Problem to solve
Gather each line of the entries below that includes "SANDBORN".

Exercise data
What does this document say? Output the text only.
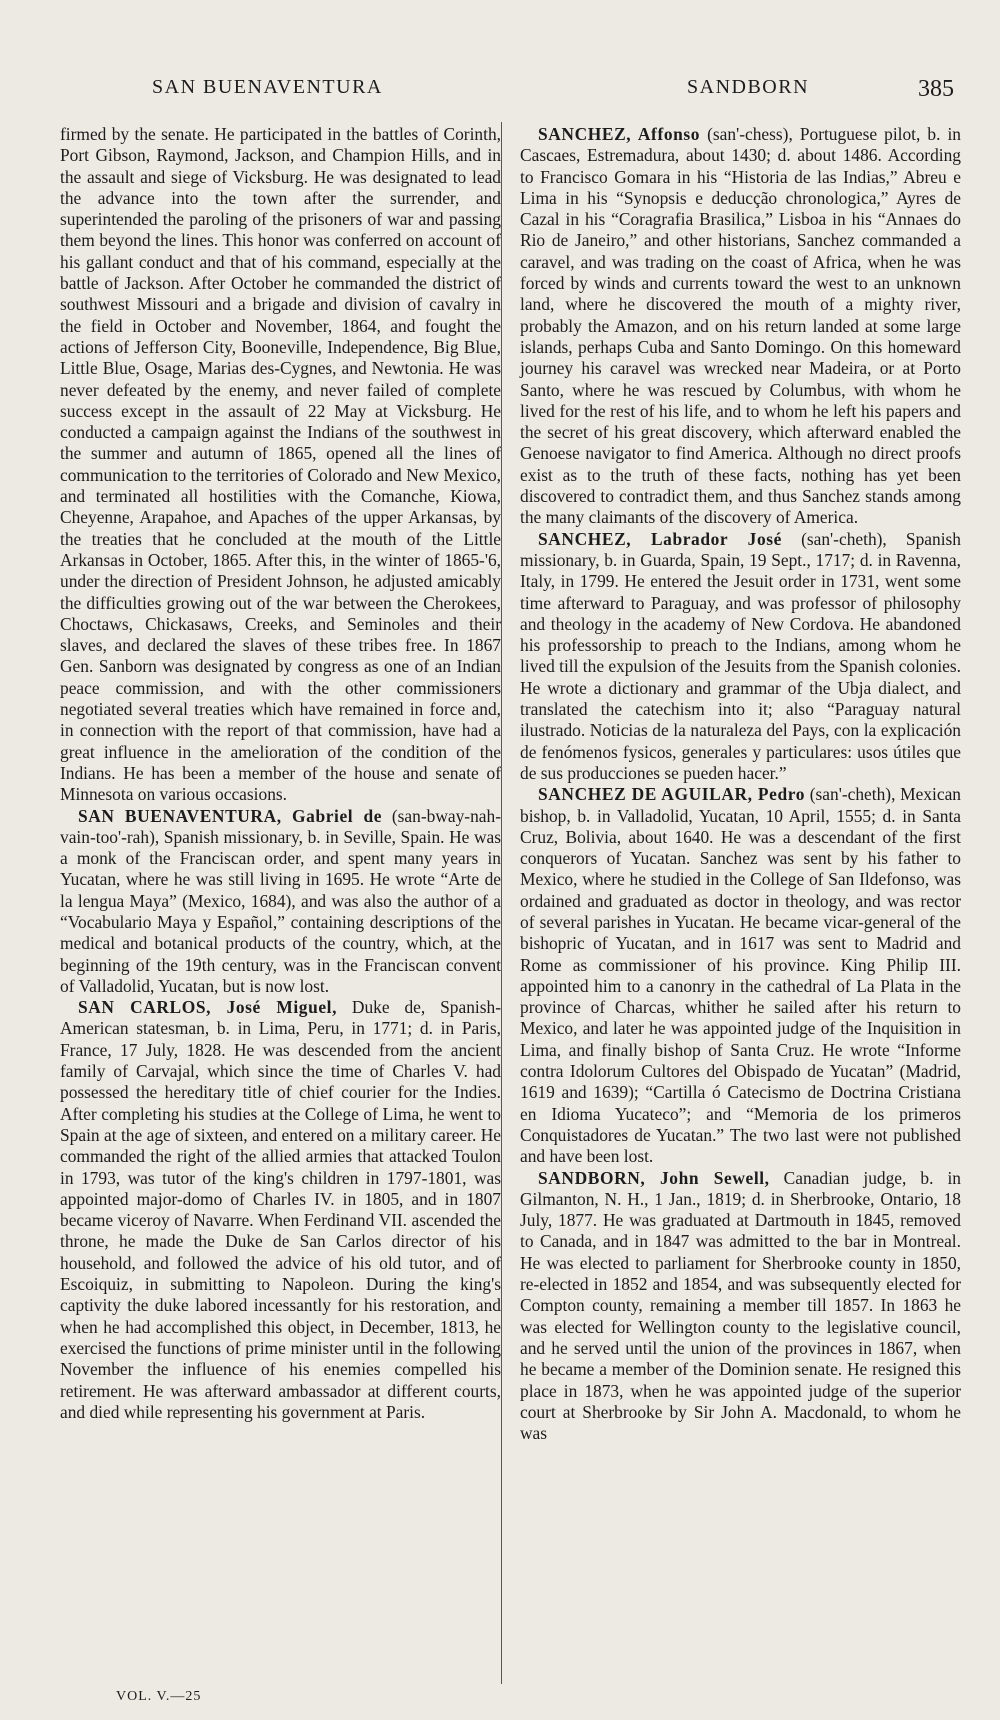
SAN BUENAVENTURA	SANDBORN	385

firmed by the senate. He participated in the battles of Corinth, Port Gibson, Raymond, Jackson, and Champion Hills, and in the assault and siege of Vicksburg. He was designated to lead the advance into the town after the surrender, and superintended the paroling of the prisoners of war and passing them beyond the lines. This honor was conferred on account of his gallant conduct and that of his command, especially at the battle of Jackson. After October he commanded the district of southwest Missouri and a brigade and division of cavalry in the field in October and November, 1864, and fought the actions of Jefferson City, Booneville, Independence, Big Blue, Little Blue, Osage, Marias des-Cygnes, and Newtonia. He was never defeated by the enemy, and never failed of complete success except in the assault of 22 May at Vicksburg. He conducted a campaign against the Indians of the southwest in the summer and autumn of 1865, opened all the lines of communication to the territories of Colorado and New Mexico, and terminated all hostilities with the Comanche, Kiowa, Cheyenne, Arapahoe, and Apaches of the upper Arkansas, by the treaties that he concluded at the mouth of the Little Arkansas in October, 1865. After this, in the winter of 1865-'6, under the direction of President Johnson, he adjusted amicably the difficulties growing out of the war between the Cherokees, Choctaws, Chickasaws, Creeks, and Seminoles and their slaves, and declared the slaves of these tribes free. In 1867 Gen. Sanborn was designated by congress as one of an Indian peace commission, and with the other commissioners negotiated several treaties which have remained in force and, in connection with the report of that commission, have had a great influence in the amelioration of the condition of the Indians. He has been a member of the house and senate of Minnesota on various occasions.

SAN BUENAVENTURA, Gabriel de (san-bway-nah-vain-too'-rah), Spanish missionary, b. in Seville, Spain. He was a monk of the Franciscan order, and spent many years in Yucatan, where he was still living in 1695. He wrote “Arte de la lengua Maya” (Mexico, 1684), and was also the author of a “Vocabulario Maya y Español,” containing descriptions of the medical and botanical products of the country, which, at the beginning of the 19th century, was in the Franciscan convent of Valladolid, Yucatan, but is now lost.

SAN CARLOS, José Miguel, Duke de, Spanish-American statesman, b. in Lima, Peru, in 1771; d. in Paris, France, 17 July, 1828. He was descended from the ancient family of Carvajal, which since the time of Charles V. had possessed the hereditary title of chief courier for the Indies. After completing his studies at the College of Lima, he went to Spain at the age of sixteen, and entered on a military career. He commanded the right of the allied armies that attacked Toulon in 1793, was tutor of the king's children in 1797-1801, was appointed major-domo of Charles IV. in 1805, and in 1807 became viceroy of Navarre. When Ferdinand VII. ascended the throne, he made the Duke de San Carlos director of his household, and followed the advice of his old tutor, and of Escoiquiz, in submitting to Napoleon. During the king's captivity the duke labored incessantly for his restoration, and when he had accomplished this object, in December, 1813, he exercised the functions of prime minister until in the following November the influence of his enemies compelled his retirement. He was afterward ambassador at different courts, and died while representing his government at Paris.

SANCHEZ, Affonso (san'-chess), Portuguese pilot, b. in Cascaes, Estremadura, about 1430; d. about 1486. According to Francisco Gomara in his “Historia de las Indias,” Abreu e Lima in his “Synopsis e deducção chronologica,” Ayres de Cazal in his “Coragrafia Brasilica,” Lisboa in his “Annaes do Rio de Janeiro,” and other historians, Sanchez commanded a caravel, and was trading on the coast of Africa, when he was forced by winds and currents toward the west to an unknown land, where he discovered the mouth of a mighty river, probably the Amazon, and on his return landed at some large islands, perhaps Cuba and Santo Domingo. On this homeward journey his caravel was wrecked near Madeira, or at Porto Santo, where he was rescued by Columbus, with whom he lived for the rest of his life, and to whom he left his papers and the secret of his great discovery, which afterward enabled the Genoese navigator to find America. Although no direct proofs exist as to the truth of these facts, nothing has yet been discovered to contradict them, and thus Sanchez stands among the many claimants of the discovery of America.

SANCHEZ, Labrador José (san'-cheth), Spanish missionary, b. in Guarda, Spain, 19 Sept., 1717; d. in Ravenna, Italy, in 1799. He entered the Jesuit order in 1731, went some time afterward to Paraguay, and was professor of philosophy and theology in the academy of New Cordova. He abandoned his professorship to preach to the Indians, among whom he lived till the expulsion of the Jesuits from the Spanish colonies. He wrote a dictionary and grammar of the Ubja dialect, and translated the catechism into it; also “Paraguay natural ilustrado. Noticias de la naturaleza del Pays, con la explicación de fenómenos fysicos, generales y particulares: usos útiles que de sus producciones se pueden hacer.”

SANCHEZ DE AGUILAR, Pedro (san'-cheth), Mexican bishop, b. in Valladolid, Yucatan, 10 April, 1555; d. in Santa Cruz, Bolivia, about 1640. He was a descendant of the first conquerors of Yucatan. Sanchez was sent by his father to Mexico, where he studied in the College of San Ildefonso, was ordained and graduated as doctor in theology, and was rector of several parishes in Yucatan. He became vicar-general of the bishopric of Yucatan, and in 1617 was sent to Madrid and Rome as commissioner of his province. King Philip III. appointed him to a canonry in the cathedral of La Plata in the province of Charcas, whither he sailed after his return to Mexico, and later he was appointed judge of the Inquisition in Lima, and finally bishop of Santa Cruz. He wrote “Informe contra Idolorum Cultores del Obispado de Yucatan” (Madrid, 1619 and 1639); “Cartilla ó Catecismo de Doctrina Cristiana en Idioma Yucateco”; and “Memoria de los primeros Conquistadores de Yucatan.” The two last were not published and have been lost.

SANDBORN, John Sewell, Canadian judge, b. in Gilmanton, N. H., 1 Jan., 1819; d. in Sherbrooke, Ontario, 18 July, 1877. He was graduated at Dartmouth in 1845, removed to Canada, and in 1847 was admitted to the bar in Montreal. He was elected to parliament for Sherbrooke county in 1850, re-elected in 1852 and 1854, and was subsequently elected for Compton county, remaining a member till 1857. In 1863 he was elected for Wellington county to the legislative council, and he served until the union of the provinces in 1867, when he became a member of the Dominion senate. He resigned this place in 1873, when he was appointed judge of the superior court at Sherbrooke by Sir John A. Macdonald, to whom he was

VOL. V.—25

Final answer
SAN BUENAVENTURA	SANDBORN	385
SANDBORN, John Sewell, Canadian judge, b. in Gilmanton, N. H., 1 Jan., 1819; d. in Sherbrooke, Ontario, 18 July, 1877. He was graduated at Dartmouth in 1845, removed to Canada, and in 1847 was admitted to the bar in Montreal. He was elected to parliament for Sherbrooke county in 1850, re-elected in 1852 and 1854, and was subsequently elected for Compton county, remaining a member till 1857. In 1863 he was elected for Wellington county to the legislative council, and he served until the union of the provinces in 1867, when he became a member of the Dominion senate. He resigned this place in 1873, when he was appointed judge of the superior court at Sherbrooke by Sir John A. Macdonald, to whom he was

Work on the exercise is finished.